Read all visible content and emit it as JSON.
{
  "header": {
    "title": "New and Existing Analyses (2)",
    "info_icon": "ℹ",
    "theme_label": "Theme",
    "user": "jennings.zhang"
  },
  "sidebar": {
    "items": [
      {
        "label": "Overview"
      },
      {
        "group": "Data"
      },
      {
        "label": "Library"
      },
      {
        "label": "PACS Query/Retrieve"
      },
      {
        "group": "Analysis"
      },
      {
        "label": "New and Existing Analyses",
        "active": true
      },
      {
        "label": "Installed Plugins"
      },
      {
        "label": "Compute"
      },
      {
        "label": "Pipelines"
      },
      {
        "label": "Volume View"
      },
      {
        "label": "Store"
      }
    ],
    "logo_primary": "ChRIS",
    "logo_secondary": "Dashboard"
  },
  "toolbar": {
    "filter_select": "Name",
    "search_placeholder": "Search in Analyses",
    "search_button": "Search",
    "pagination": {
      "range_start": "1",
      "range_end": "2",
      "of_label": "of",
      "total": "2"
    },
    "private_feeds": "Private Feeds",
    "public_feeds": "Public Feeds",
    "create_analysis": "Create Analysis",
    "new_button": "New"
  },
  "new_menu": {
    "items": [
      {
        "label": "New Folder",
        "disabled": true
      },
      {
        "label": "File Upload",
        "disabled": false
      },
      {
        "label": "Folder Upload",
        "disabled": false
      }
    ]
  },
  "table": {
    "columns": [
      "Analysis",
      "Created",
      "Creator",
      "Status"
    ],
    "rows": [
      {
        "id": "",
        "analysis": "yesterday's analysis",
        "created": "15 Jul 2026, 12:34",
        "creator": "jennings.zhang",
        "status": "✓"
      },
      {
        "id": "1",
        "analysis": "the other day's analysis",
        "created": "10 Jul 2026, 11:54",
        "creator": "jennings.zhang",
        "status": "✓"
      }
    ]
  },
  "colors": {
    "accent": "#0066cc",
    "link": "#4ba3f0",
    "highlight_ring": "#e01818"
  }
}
• • •
Type out the full listing again, exactly as given.

Written solution -
Read all visible content and emit it as JSON.
{
  "header": {
    "title": "New and Existing Analyses (2)",
    "info_icon": "ℹ",
    "theme_label": "Theme",
    "user": "jennings.zhang"
  },
  "sidebar": {
    "items": [
      {
        "label": "Overview"
      },
      {
        "group": "Data"
      },
      {
        "label": "Library"
      },
      {
        "label": "PACS Query/Retrieve"
      },
      {
        "group": "Analysis"
      },
      {
        "label": "New and Existing Analyses",
        "active": true
      },
      {
        "label": "Installed Plugins"
      },
      {
        "label": "Compute"
      },
      {
        "label": "Pipelines"
      },
      {
        "label": "Volume View"
      },
      {
        "label": "Store"
      }
    ],
    "logo_primary": "ChRIS",
    "logo_secondary": "Dashboard"
  },
  "toolbar": {
    "filter_select": "Name",
    "search_placeholder": "Search in Analyses",
    "search_button": "Search",
    "pagination": {
      "range_start": "1",
      "range_end": "2",
      "of_label": "of",
      "total": "2"
    },
    "private_feeds": "Private Feeds",
    "public_feeds": "Public Feeds",
    "create_analysis": "Create Analysis",
    "new_button": "New"
  },
  "new_menu": {
    "items": [
      {
        "label": "New Folder",
        "disabled": true
      },
      {
        "label": "File Upload",
        "disabled": false
      },
      {
        "label": "Folder Upload",
        "disabled": false
      }
    ]
  },
  "table": {
    "columns": [
      "Analysis",
      "Created",
      "Creator",
      "Status"
    ],
    "rows": [
      {
        "id": "",
        "analysis": "yesterday's analysis",
        "created": "15 Jul 2026, 12:34",
        "creator": "jennings.zhang",
        "status": "✓"
      },
      {
        "id": "1",
        "analysis": "the other day's analysis",
        "created": "10 Jul 2026, 11:54",
        "creator": "jennings.zhang",
        "status": "✓"
      }
    ]
  },
  "colors": {
    "accent": "#0066cc",
    "link": "#4ba3f0",
    "highlight_ring": "#e01818"
  }
}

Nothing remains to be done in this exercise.